- Stored records:
## start
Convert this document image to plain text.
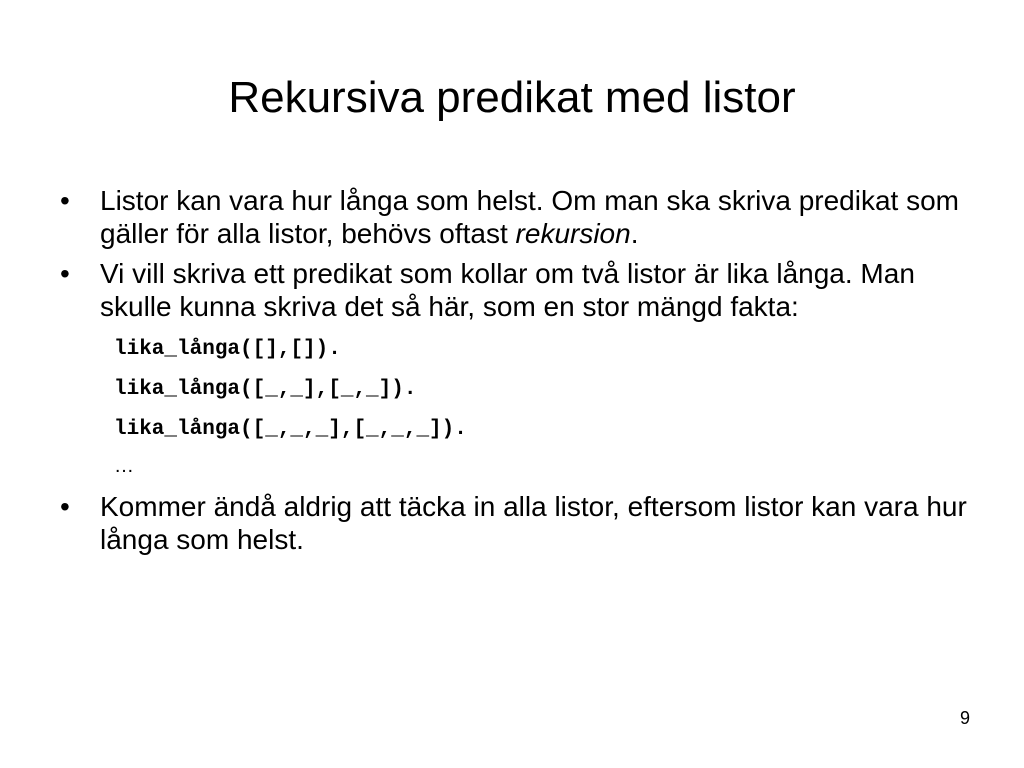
Rekursiva predikat med listor
•	Listor kan vara hur långa som helst. Om man ska skriva predikat som gäller för alla listor, behövs oftast rekursion.
•	Vi vill skriva ett predikat som kollar om två listor är lika långa. Man skulle kunna skriva det så här, som en stor mängd fakta:
lika_långa([],[]).
lika_långa([_,_],[_,_]).
lika_långa([_,_,_],[_,_,_]).
…
•	Kommer ändå aldrig att täcka in alla listor, eftersom listor kan vara hur långa som helst.
9
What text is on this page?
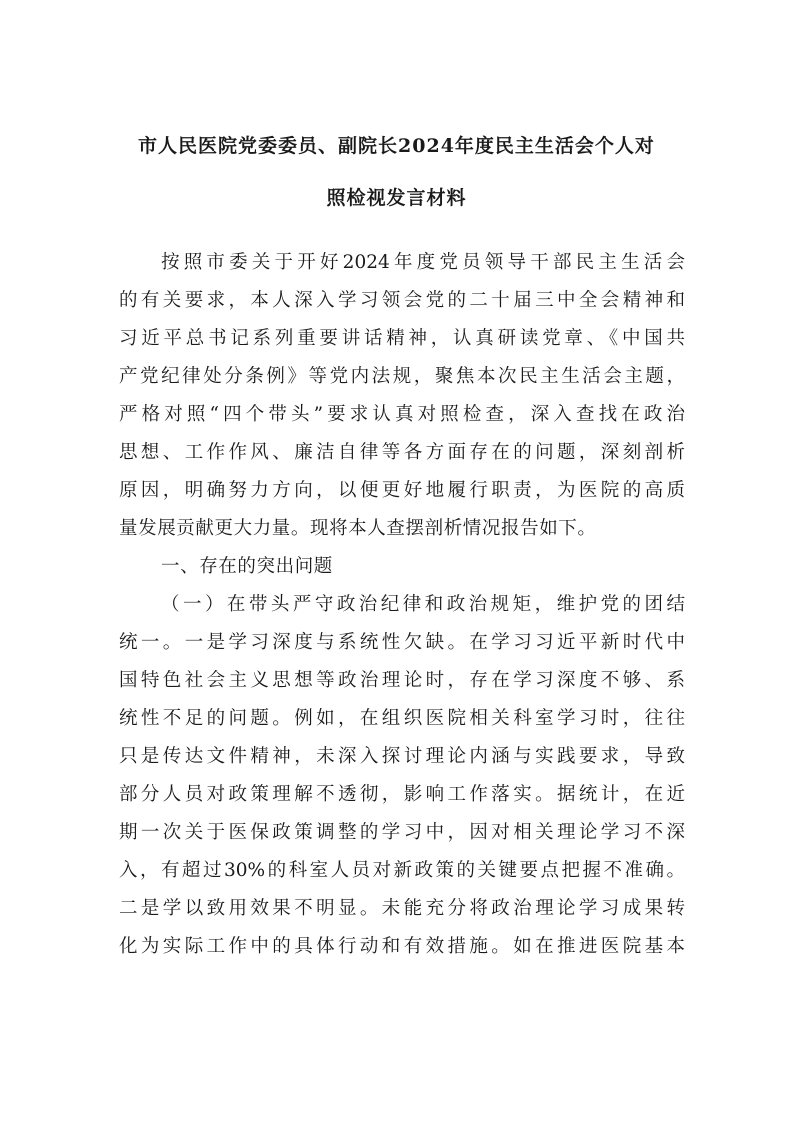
市人民医院党委委员、副院长2024年度民主生活会个人对
照检视发言材料
按照市委关于开好2024年度党员领导干部民主生活会
的有关要求，本人深入学习领会党的二十届三中全会精神和
习近平总书记系列重要讲话精神，认真研读党章、《中国共
产党纪律处分条例》等党内法规，聚焦本次民主生活会主题，
严格对照“四个带头”要求认真对照检查，深入查找在政治
思想、工作作风、廉洁自律等各方面存在的问题，深刻剖析
原因，明确努力方向，以便更好地履行职责，为医院的高质
量发展贡献更大力量。现将本人查摆剖析情况报告如下。
一、存在的突出问题
（一）在带头严守政治纪律和政治规矩，维护党的团结
统一。一是学习深度与系统性欠缺。在学习习近平新时代中
国特色社会主义思想等政治理论时，存在学习深度不够、系
统性不足的问题。例如，在组织医院相关科室学习时，往往
只是传达文件精神，未深入探讨理论内涵与实践要求，导致
部分人员对政策理解不透彻，影响工作落实。据统计，在近
期一次关于医保政策调整的学习中，因对相关理论学习不深
入，有超过30%的科室人员对新政策的关键要点把握不准确。
二是学以致用效果不明显。未能充分将政治理论学习成果转
化为实际工作中的具体行动和有效措施。如在推进医院基本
## end
- Task requirements: Exclude all pictures and reproduce exactly the lines from the one containing "What text is on this page?" through the final line of the entries above.

- Reply:
What text is on this page?
市人民医院党委委员、副院长2024年度民主生活会个人对
照检视发言材料
按照市委关于开好2024年度党员领导干部民主生活会
的有关要求，本人深入学习领会党的二十届三中全会精神和
习近平总书记系列重要讲话精神，认真研读党章、《中国共
产党纪律处分条例》等党内法规，聚焦本次民主生活会主题，
严格对照“四个带头”要求认真对照检查，深入查找在政治
思想、工作作风、廉洁自律等各方面存在的问题，深刻剖析
原因，明确努力方向，以便更好地履行职责，为医院的高质
量发展贡献更大力量。现将本人查摆剖析情况报告如下。
一、存在的突出问题
（一）在带头严守政治纪律和政治规矩，维护党的团结
统一。一是学习深度与系统性欠缺。在学习习近平新时代中
国特色社会主义思想等政治理论时，存在学习深度不够、系
统性不足的问题。例如，在组织医院相关科室学习时，往往
只是传达文件精神，未深入探讨理论内涵与实践要求，导致
部分人员对政策理解不透彻，影响工作落实。据统计，在近
期一次关于医保政策调整的学习中，因对相关理论学习不深
入，有超过30%的科室人员对新政策的关键要点把握不准确。
二是学以致用效果不明显。未能充分将政治理论学习成果转
化为实际工作中的具体行动和有效措施。如在推进医院基本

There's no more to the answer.